Problem statement: Lines containing the string "Total" are to be collected in full.

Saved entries
== == ==

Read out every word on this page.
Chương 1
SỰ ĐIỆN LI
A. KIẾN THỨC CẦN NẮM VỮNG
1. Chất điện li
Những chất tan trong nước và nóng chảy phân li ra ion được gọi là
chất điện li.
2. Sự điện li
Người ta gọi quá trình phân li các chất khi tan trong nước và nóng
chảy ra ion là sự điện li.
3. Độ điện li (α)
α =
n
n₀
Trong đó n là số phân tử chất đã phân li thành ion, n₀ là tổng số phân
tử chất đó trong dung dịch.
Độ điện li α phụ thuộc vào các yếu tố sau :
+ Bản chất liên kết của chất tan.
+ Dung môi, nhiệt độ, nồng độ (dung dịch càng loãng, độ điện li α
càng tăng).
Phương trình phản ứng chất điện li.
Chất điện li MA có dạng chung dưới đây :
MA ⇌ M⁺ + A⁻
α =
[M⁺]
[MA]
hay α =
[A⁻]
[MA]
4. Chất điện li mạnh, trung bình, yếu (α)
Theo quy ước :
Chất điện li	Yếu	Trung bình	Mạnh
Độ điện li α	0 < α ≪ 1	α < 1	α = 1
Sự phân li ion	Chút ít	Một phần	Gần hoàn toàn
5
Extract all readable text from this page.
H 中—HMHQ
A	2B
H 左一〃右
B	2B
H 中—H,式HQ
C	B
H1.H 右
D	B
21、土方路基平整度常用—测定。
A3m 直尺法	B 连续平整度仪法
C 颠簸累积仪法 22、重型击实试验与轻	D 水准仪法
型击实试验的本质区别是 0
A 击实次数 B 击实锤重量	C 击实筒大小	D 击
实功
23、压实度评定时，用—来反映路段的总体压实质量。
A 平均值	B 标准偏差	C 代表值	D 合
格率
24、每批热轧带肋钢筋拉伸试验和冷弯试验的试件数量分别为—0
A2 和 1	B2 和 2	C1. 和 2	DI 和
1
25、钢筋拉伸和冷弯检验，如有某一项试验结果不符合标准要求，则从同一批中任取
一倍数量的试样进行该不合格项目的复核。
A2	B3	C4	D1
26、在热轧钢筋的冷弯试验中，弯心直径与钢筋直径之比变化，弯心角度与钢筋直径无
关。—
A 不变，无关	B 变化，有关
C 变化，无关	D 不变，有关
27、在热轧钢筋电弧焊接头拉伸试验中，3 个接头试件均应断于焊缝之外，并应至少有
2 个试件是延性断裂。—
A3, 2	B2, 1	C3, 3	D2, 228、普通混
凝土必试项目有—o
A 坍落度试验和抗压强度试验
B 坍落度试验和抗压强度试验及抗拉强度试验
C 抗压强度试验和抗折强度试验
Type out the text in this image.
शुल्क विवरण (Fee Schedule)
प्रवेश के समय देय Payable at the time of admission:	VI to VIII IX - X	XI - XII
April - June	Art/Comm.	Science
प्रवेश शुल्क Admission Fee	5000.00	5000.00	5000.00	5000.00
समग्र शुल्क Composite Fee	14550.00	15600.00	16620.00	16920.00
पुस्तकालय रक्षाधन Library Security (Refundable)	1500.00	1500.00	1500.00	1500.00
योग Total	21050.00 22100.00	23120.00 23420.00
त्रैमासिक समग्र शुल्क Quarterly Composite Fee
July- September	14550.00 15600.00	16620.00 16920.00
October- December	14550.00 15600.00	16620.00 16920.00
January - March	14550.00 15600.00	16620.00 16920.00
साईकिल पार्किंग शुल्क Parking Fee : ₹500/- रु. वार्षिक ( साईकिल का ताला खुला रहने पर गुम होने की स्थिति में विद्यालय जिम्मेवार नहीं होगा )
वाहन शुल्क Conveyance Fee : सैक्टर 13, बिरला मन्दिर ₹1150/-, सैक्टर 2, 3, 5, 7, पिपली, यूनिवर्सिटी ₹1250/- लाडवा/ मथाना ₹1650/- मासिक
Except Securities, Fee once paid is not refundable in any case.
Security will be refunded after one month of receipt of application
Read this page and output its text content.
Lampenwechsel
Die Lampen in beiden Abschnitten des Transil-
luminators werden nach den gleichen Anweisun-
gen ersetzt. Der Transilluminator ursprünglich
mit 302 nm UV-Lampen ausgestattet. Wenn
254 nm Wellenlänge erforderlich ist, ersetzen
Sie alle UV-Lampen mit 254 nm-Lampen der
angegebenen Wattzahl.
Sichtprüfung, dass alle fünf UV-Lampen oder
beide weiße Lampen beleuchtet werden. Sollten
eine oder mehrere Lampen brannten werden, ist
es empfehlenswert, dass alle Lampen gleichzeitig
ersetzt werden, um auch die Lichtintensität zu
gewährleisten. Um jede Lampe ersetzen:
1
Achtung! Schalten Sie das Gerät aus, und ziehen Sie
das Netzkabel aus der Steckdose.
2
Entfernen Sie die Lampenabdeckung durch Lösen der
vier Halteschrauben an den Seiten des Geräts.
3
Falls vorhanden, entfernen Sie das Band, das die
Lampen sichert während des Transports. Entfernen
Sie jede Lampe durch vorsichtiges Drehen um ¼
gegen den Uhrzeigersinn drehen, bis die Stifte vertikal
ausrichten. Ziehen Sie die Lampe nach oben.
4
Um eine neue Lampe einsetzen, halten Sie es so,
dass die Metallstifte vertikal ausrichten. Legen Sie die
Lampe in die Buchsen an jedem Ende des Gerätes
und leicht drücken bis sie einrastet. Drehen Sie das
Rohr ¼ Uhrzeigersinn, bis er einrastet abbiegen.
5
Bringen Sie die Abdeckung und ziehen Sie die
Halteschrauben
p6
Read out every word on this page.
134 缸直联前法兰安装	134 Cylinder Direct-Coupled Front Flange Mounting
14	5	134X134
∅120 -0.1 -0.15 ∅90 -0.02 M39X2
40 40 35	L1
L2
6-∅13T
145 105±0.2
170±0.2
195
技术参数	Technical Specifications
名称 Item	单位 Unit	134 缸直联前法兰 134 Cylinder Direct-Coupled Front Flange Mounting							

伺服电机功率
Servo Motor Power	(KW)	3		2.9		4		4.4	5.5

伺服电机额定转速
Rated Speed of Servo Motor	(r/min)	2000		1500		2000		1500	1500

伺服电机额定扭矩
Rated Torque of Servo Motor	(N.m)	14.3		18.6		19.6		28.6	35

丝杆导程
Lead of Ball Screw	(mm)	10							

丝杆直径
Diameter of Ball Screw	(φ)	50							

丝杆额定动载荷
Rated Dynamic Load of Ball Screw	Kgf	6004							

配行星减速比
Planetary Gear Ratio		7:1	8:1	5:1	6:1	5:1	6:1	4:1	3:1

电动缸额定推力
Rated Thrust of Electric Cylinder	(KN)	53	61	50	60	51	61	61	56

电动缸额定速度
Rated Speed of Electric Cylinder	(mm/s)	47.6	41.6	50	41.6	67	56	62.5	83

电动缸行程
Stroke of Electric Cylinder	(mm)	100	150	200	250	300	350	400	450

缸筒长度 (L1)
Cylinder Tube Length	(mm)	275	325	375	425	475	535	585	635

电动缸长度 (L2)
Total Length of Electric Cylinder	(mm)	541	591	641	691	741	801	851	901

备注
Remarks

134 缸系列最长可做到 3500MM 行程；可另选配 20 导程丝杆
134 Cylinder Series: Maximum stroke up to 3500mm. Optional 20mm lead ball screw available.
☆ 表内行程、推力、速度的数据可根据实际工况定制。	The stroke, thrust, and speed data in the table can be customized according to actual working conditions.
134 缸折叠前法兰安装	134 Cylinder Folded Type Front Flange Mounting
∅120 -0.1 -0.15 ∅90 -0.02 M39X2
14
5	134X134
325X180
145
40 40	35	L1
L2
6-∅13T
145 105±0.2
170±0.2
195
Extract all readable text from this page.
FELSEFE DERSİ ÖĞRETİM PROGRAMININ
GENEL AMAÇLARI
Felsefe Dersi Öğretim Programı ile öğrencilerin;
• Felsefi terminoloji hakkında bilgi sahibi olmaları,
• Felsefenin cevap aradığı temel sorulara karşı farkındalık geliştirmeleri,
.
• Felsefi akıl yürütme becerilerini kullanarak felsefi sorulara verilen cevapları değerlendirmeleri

== == ==

Response below:
योग Total	21050.00 22100.00	23120.00 23420.00
Total Length of Electric Cylinder	(mm)	541	591	641	691	741	801	851	901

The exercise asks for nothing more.